--- The records ---

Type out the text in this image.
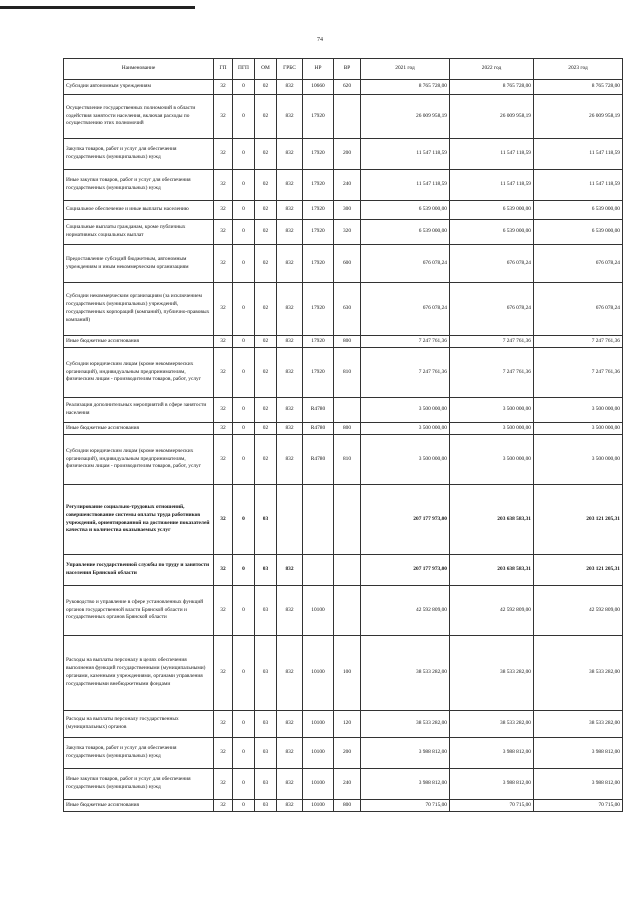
74
Наименование	ГП	ПГП	ОМ	ГРБС	НР	ВР	2021 год	2022 год	2023 год
Субсидии автономным учреждениям	32	0	02	832	10660	620	8 765 728,00	8 765 728,00	8 765 728,00
Осуществление государственных полномочий в области содействия занятости населения, включая расходы по осуществлению этих полномочий	32	0	02	832	17920		26 009 958,19	26 009 958,19	26 009 958,19
Закупка товаров, работ и услуг для обеспечения государственных (муниципальных) нужд	32	0	02	832	17920	200	11 547 118,59	11 547 118,59	11 547 118,59
Иные закупки товаров, работ и услуг для обеспечения государственных (муниципальных) нужд	32	0	02	832	17920	240	11 547 118,59	11 547 118,59	11 547 118,59
Социальное обеспечение и иные выплаты населению	32	0	02	832	17920	300	6 539 000,00	6 539 000,00	6 539 000,00
Социальные выплаты гражданам, кроме публичных нормативных социальных выплат	32	0	02	832	17920	320	6 539 000,00	6 539 000,00	6 539 000,00
Предоставление субсидий бюджетным, автономным учреждениям и иным некоммерческим организациям	32	0	02	832	17920	600	676 078,24	676 078,24	676 078,24
Субсидии некоммерческим организациям (за исключением государственных (муниципальных) учреждений, государственных корпораций (компаний), публично-правовых компаний)	32	0	02	832	17920	630	676 078,24	676 078,24	676 078,24
Иные бюджетные ассигнования	32	0	02	832	17920	800	7 247 761,36	7 247 761,36	7 247 761,36
Субсидии юридическим лицам (кроме некоммерческих организаций), индивидуальным предпринимателям, физическим лицам - производителям товаров, работ, услуг	32	0	02	832	17920	810	7 247 761,36	7 247 761,36	7 247 761,36
Реализация дополнительных мероприятий в сфере занятости населения	32	0	02	832	R4780		3 500 000,00	3 500 000,00	3 500 000,00
Иные бюджетные ассигнования	32	0	02	832	R4780	800	3 500 000,00	3 500 000,00	3 500 000,00
Субсидии юридическим лицам (кроме некоммерческих организаций), индивидуальным предпринимателям, физическим лицам - производителям товаров, работ, услуг	32	0	02	832	R4780	810	3 500 000,00	3 500 000,00	3 500 000,00
Регулирование социально-трудовых отношений, совершенствование системы оплаты труда работников учреждений, ориентированной на достижение показателей качества и количества оказываемых услуг	32	0	03				207 177 973,00	203 638 583,31	203 121 205,31
Управление государственной службы по труду и занятости населения Брянской области	32	0	03	832			207 177 973,00	203 638 583,31	203 121 205,31
Руководство и управление в сфере установленных функций органов государственной власти Брянской области и государственных органов Брянской области	32	0	03	832	10100		42 592 809,00	42 592 809,00	42 592 809,00
Расходы на выплаты персоналу в целях обеспечения выполнения функций государственными (муниципальными) органами, казенными учреждениями, органами управления государственными внебюджетными фондами	32	0	03	832	10100	100	38 533 282,00	38 533 282,00	38 533 282,00
Расходы на выплаты персоналу государственных (муниципальных) органов	32	0	03	832	10100	120	38 533 282,00	38 533 282,00	38 533 282,00
Закупка товаров, работ и услуг для обеспечения государственных (муниципальных) нужд	32	0	03	832	10100	200	3 988 812,00	3 988 812,00	3 988 812,00
Иные закупки товаров, работ и услуг для обеспечения государственных (муниципальных) нужд	32	0	03	832	10100	240	3 988 812,00	3 988 812,00	3 988 812,00
Иные бюджетные ассигнования	32	0	03	832	10100	800	70 715,00	70 715,00	70 715,00
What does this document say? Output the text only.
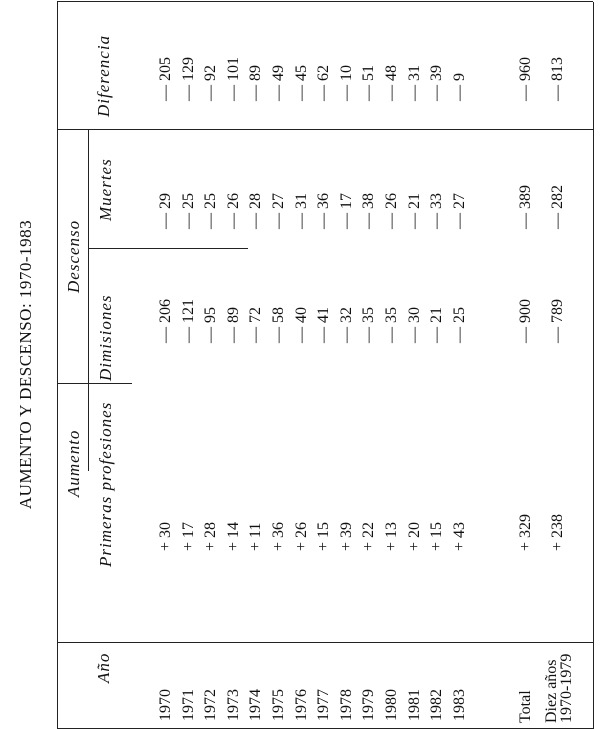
AUMENTO Y DESCENSO: 1970-1983
Año
Aumento Primeras profesiones
Descenso
Dimisiones
Muertes
Diferencia
1970
+ 30
— 206
— 29
— 205
1971
+ 17
— 121
— 25
— 129
1972
+ 28
— 95
— 25
— 92
1973
+ 14
— 89
— 26
— 101
1974
+ 11
— 72
— 28
— 89
1975
+ 36
— 58
— 27
— 49
1976
+ 26
— 40
— 31
— 45
1977
+ 15
— 41
— 36
— 62
1978
+ 39
— 32
— 17
— 10
1979
+ 22
— 35
— 38
— 51
1980
+ 13
— 35
— 26
— 48
1981
+ 20
— 30
— 21
— 31
1982
+ 15
— 21
— 33
— 39
1983
+ 43
— 25
— 27
— 9
Total
+ 329
— 900
— 389
— 960
Diez años
1970-1979
+ 238
— 789
— 282
— 813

---

● **The exercise**:
Omitting all images, retype each line of the records precisely.

● **Finished answer**:
Type out the text in this image.
74
Наименование	ГП	ПГП	ОМ	ГРБС	НР	ВР	2021 год	2022 год	2023 год
Субсидии автономным учреждениям	32	0	02	832	10660	620	8 765 728,00	8 765 728,00	8 765 728,00
Осуществление государственных полномочий в области содействия занятости населения, включая расходы по осуществлению этих полномочий	32	0	02	832	17920		26 009 958,19	26 009 958,19	26 009 958,19
Закупка товаров, работ и услуг для обеспечения государственных (муниципальных) нужд	32	0	02	832	17920	200	11 547 118,59	11 547 118,59	11 547 118,59
Иные закупки товаров, работ и услуг для обеспечения государственных (муниципальных) нужд	32	0	02	832	17920	240	11 547 118,59	11 547 118,59	11 547 118,59
Социальное обеспечение и иные выплаты населению	32	0	02	832	17920	300	6 539 000,00	6 539 000,00	6 539 000,00
Социальные выплаты гражданам, кроме публичных нормативных социальных выплат	32	0	02	832	17920	320	6 539 000,00	6 539 000,00	6 539 000,00
Предоставление субсидий бюджетным, автономным учреждениям и иным некоммерческим организациям	32	0	02	832	17920	600	676 078,24	676 078,24	676 078,24
Субсидии некоммерческим организациям (за исключением государственных (муниципальных) учреждений, государственных корпораций (компаний), публично-правовых компаний)	32	0	02	832	17920	630	676 078,24	676 078,24	676 078,24
Иные бюджетные ассигнования	32	0	02	832	17920	800	7 247 761,36	7 247 761,36	7 247 761,36
Субсидии юридическим лицам (кроме некоммерческих организаций), индивидуальным предпринимателям, физическим лицам - производителям товаров, работ, услуг	32	0	02	832	17920	810	7 247 761,36	7 247 761,36	7 247 761,36
Реализация дополнительных мероприятий в сфере занятости населения	32	0	02	832	R4780		3 500 000,00	3 500 000,00	3 500 000,00
Иные бюджетные ассигнования	32	0	02	832	R4780	800	3 500 000,00	3 500 000,00	3 500 000,00
Субсидии юридическим лицам (кроме некоммерческих организаций), индивидуальным предпринимателям, физическим лицам - производителям товаров, работ, услуг	32	0	02	832	R4780	810	3 500 000,00	3 500 000,00	3 500 000,00
Регулирование социально-трудовых отношений, совершенствование системы оплаты труда работников учреждений, ориентированной на достижение показателей качества и количества оказываемых услуг	32	0	03				207 177 973,00	203 638 583,31	203 121 205,31
Управление государственной службы по труду и занятости населения Брянской области	32	0	03	832			207 177 973,00	203 638 583,31	203 121 205,31
Руководство и управление в сфере установленных функций органов государственной власти Брянской области и государственных органов Брянской области	32	0	03	832	10100		42 592 809,00	42 592 809,00	42 592 809,00
Расходы на выплаты персоналу в целях обеспечения выполнения функций государственными (муниципальными) органами, казенными учреждениями, органами управления государственными внебюджетными фондами	32	0	03	832	10100	100	38 533 282,00	38 533 282,00	38 533 282,00
Расходы на выплаты персоналу государственных (муниципальных) органов	32	0	03	832	10100	120	38 533 282,00	38 533 282,00	38 533 282,00
Закупка товаров, работ и услуг для обеспечения государственных (муниципальных) нужд	32	0	03	832	10100	200	3 988 812,00	3 988 812,00	3 988 812,00
Иные закупки товаров, работ и услуг для обеспечения государственных (муниципальных) нужд	32	0	03	832	10100	240	3 988 812,00	3 988 812,00	3 988 812,00
Иные бюджетные ассигнования	32	0	03	832	10100	800	70 715,00	70 715,00	70 715,00
What does this document say? Output the text only.
AUMENTO Y DESCENSO: 1970-1983
Año
Aumento Primeras profesiones
Descenso
Dimisiones
Muertes
Diferencia
1970
+ 30
— 206
— 29
— 205
1971
+ 17
— 121
— 25
— 129
1972
+ 28
— 95
— 25
— 92
1973
+ 14
— 89
— 26
— 101
1974
+ 11
— 72
— 28
— 89
1975
+ 36
— 58
— 27
— 49
1976
+ 26
— 40
— 31
— 45
1977
+ 15
— 41
— 36
— 62
1978
+ 39
— 32
— 17
— 10
1979
+ 22
— 35
— 38
— 51
1980
+ 13
— 35
— 26
— 48
1981
+ 20
— 30
— 21
— 31
1982
+ 15
— 21
— 33
— 39
1983
+ 43
— 25
— 27
— 9
Total
+ 329
— 900
— 389
— 960
Diez años
1970-1979
+ 238
— 789
— 282
— 813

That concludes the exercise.